**Your goal**
Repeat each entry word for word. Leave any images out of the copy.
* START Records *
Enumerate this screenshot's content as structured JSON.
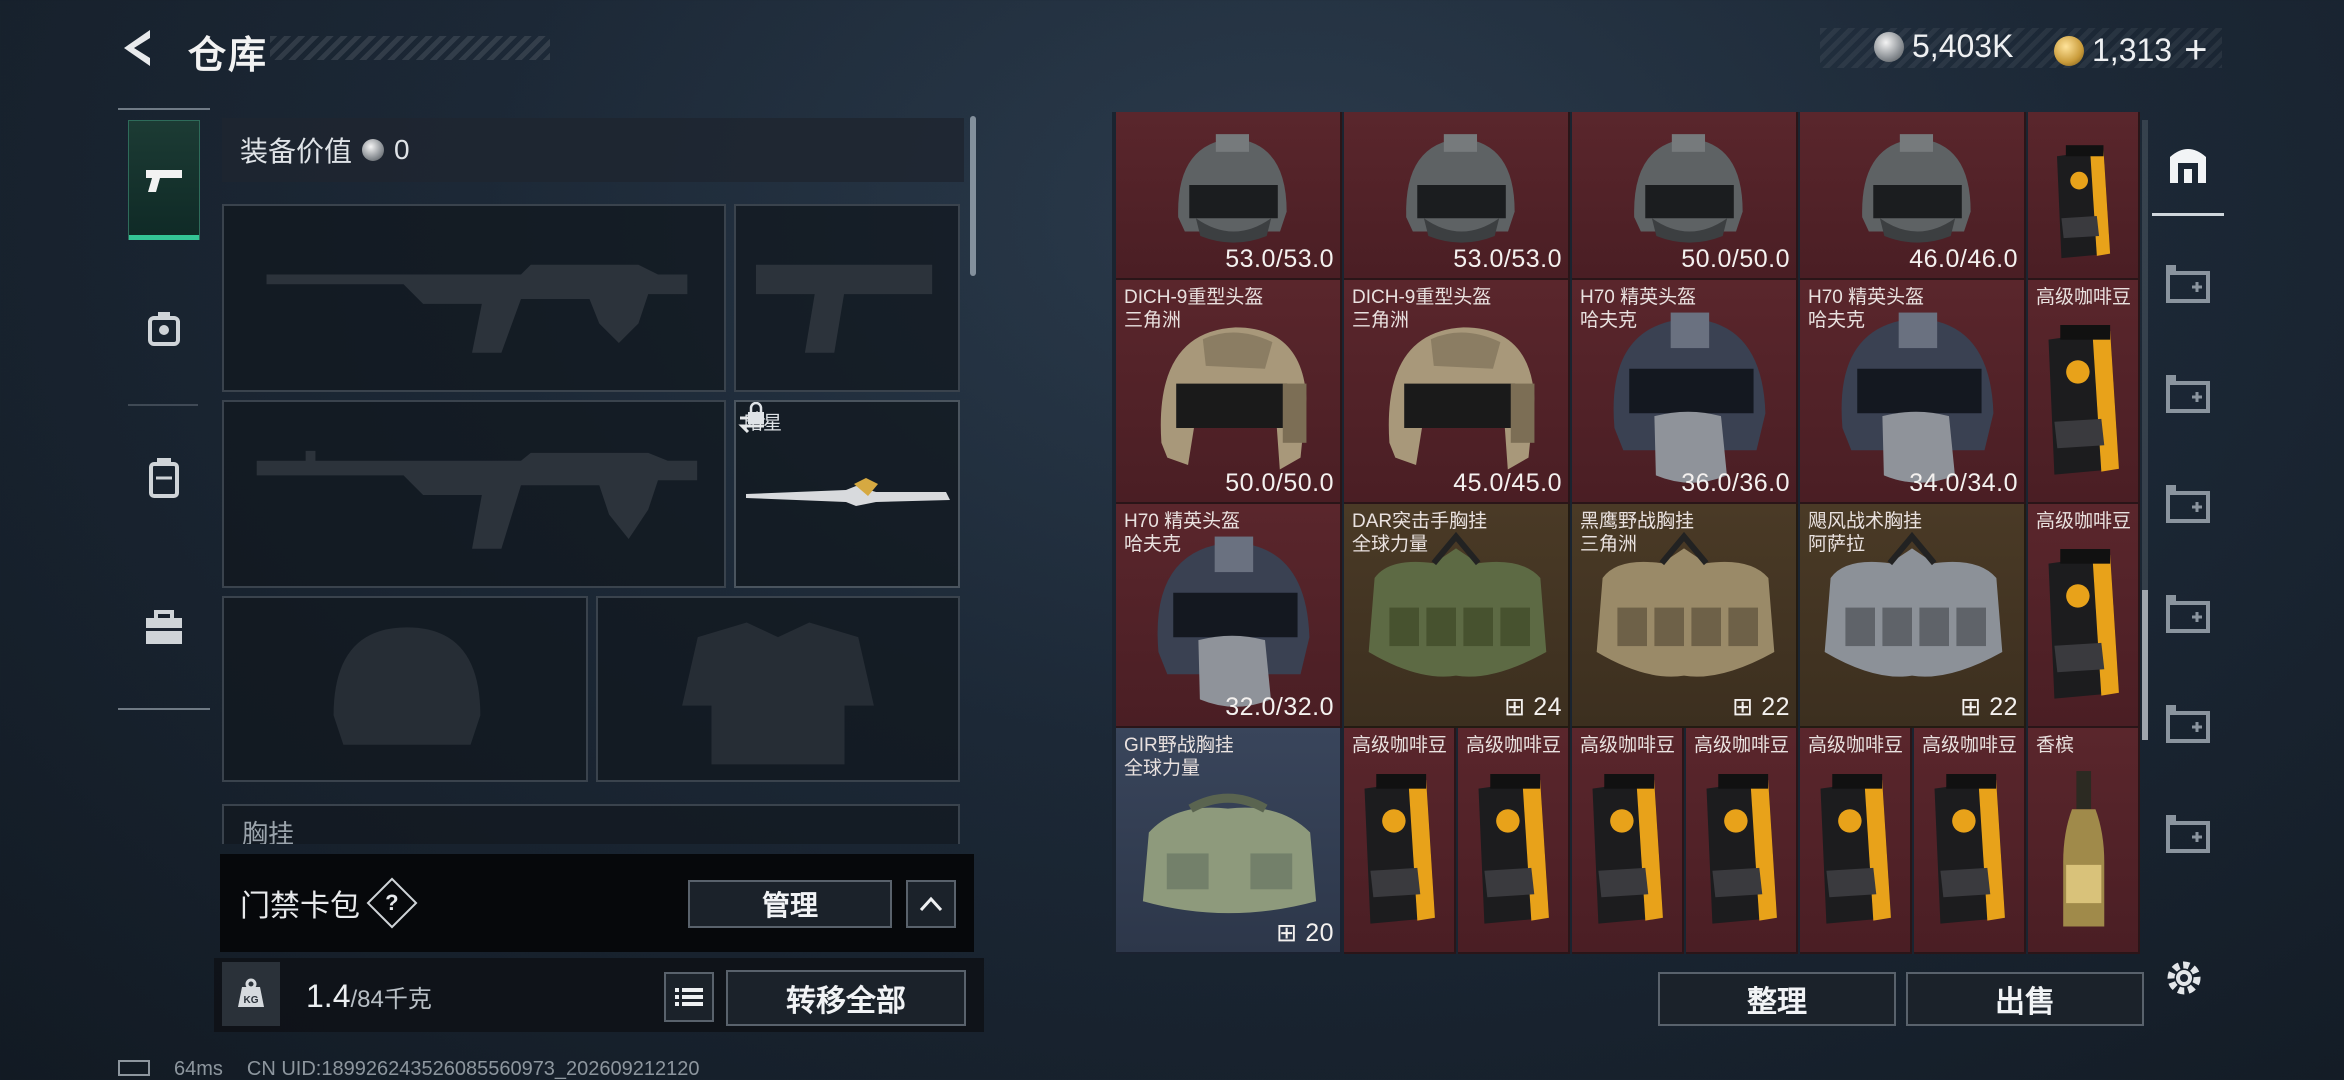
{
  "topbar": {
    "title": "仓库",
    "currency_silver": "5,403K",
    "currency_gold": "1,313"
  },
  "equipment": {
    "header_label": "装备价值",
    "header_value": "0",
    "melee_name": "暗星",
    "chest_peek_label": "胸挂",
    "keycard_label": "门禁卡包",
    "help_label": "?",
    "manage_label": "管理",
    "weight_current": "1.4",
    "weight_max": "/84千克",
    "transfer_all_label": "转移全部",
    "kg_label": "KG"
  },
  "grid": {
    "row1": [
      {
        "value": "53.0/53.0"
      },
      {
        "value": "53.0/53.0"
      },
      {
        "value": "50.0/50.0"
      },
      {
        "value": "46.0/46.0"
      }
    ],
    "row2": [
      {
        "name": "DICH-9重型头盔\n三角洲",
        "value": "50.0/50.0"
      },
      {
        "name": "DICH-9重型头盔\n三角洲",
        "value": "45.0/45.0"
      },
      {
        "name": "H70 精英头盔\n哈夫克",
        "value": "36.0/36.0"
      },
      {
        "name": "H70 精英头盔\n哈夫克",
        "value": "34.0/34.0"
      },
      {
        "name": "高级咖啡豆"
      }
    ],
    "row3": [
      {
        "name": "H70 精英头盔\n哈夫克",
        "value": "32.0/32.0"
      },
      {
        "name": "DAR突击手胸挂\n全球力量",
        "value": "24"
      },
      {
        "name": "黑鹰野战胸挂\n三角洲",
        "value": "22"
      },
      {
        "name": "飓风战术胸挂\n阿萨拉",
        "value": "22"
      },
      {
        "name": "高级咖啡豆"
      }
    ],
    "row4": [
      {
        "name": "GIR野战胸挂\n全球力量",
        "value": "20"
      },
      {
        "name": "高级咖啡豆"
      },
      {
        "name": "高级咖啡豆"
      },
      {
        "name": "高级咖啡豆"
      },
      {
        "name": "高级咖啡豆"
      },
      {
        "name": "高级咖啡豆"
      },
      {
        "name": "高级咖啡豆"
      },
      {
        "name": "香槟"
      }
    ]
  },
  "actions": {
    "sort_label": "整理",
    "sell_label": "出售"
  },
  "status": {
    "ping": "64ms",
    "uid": "CN UID:189926243526085560973_202609212120"
  },
  "colors": {
    "accent": "#34c495",
    "red_cell": "#5a262c",
    "brown_cell": "#4a3a26",
    "blue_cell": "#39455b",
    "coffee_bag": "#e8a21a"
  }
}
* END Records *
**Solution to this problem**
Enumerate this screenshot's content as structured JSON.
{
  "topbar": {
    "title": "仓库",
    "currency_silver": "5,403K",
    "currency_gold": "1,313"
  },
  "equipment": {
    "header_label": "装备价值",
    "header_value": "0",
    "melee_name": "暗星",
    "chest_peek_label": "胸挂",
    "keycard_label": "门禁卡包",
    "help_label": "?",
    "manage_label": "管理",
    "weight_current": "1.4",
    "weight_max": "/84千克",
    "transfer_all_label": "转移全部",
    "kg_label": "KG"
  },
  "grid": {
    "row1": [
      {
        "value": "53.0/53.0"
      },
      {
        "value": "53.0/53.0"
      },
      {
        "value": "50.0/50.0"
      },
      {
        "value": "46.0/46.0"
      }
    ],
    "row2": [
      {
        "name": "DICH-9重型头盔\n三角洲",
        "value": "50.0/50.0"
      },
      {
        "name": "DICH-9重型头盔\n三角洲",
        "value": "45.0/45.0"
      },
      {
        "name": "H70 精英头盔\n哈夫克",
        "value": "36.0/36.0"
      },
      {
        "name": "H70 精英头盔\n哈夫克",
        "value": "34.0/34.0"
      },
      {
        "name": "高级咖啡豆"
      }
    ],
    "row3": [
      {
        "name": "H70 精英头盔\n哈夫克",
        "value": "32.0/32.0"
      },
      {
        "name": "DAR突击手胸挂\n全球力量",
        "value": "24"
      },
      {
        "name": "黑鹰野战胸挂\n三角洲",
        "value": "22"
      },
      {
        "name": "飓风战术胸挂\n阿萨拉",
        "value": "22"
      },
      {
        "name": "高级咖啡豆"
      }
    ],
    "row4": [
      {
        "name": "GIR野战胸挂\n全球力量",
        "value": "20"
      },
      {
        "name": "高级咖啡豆"
      },
      {
        "name": "高级咖啡豆"
      },
      {
        "name": "高级咖啡豆"
      },
      {
        "name": "高级咖啡豆"
      },
      {
        "name": "高级咖啡豆"
      },
      {
        "name": "高级咖啡豆"
      },
      {
        "name": "香槟"
      }
    ]
  },
  "actions": {
    "sort_label": "整理",
    "sell_label": "出售"
  },
  "status": {
    "ping": "64ms",
    "uid": "CN UID:189926243526085560973_202609212120"
  },
  "colors": {
    "accent": "#34c495",
    "red_cell": "#5a262c",
    "brown_cell": "#4a3a26",
    "blue_cell": "#39455b",
    "coffee_bag": "#e8a21a"
  }
}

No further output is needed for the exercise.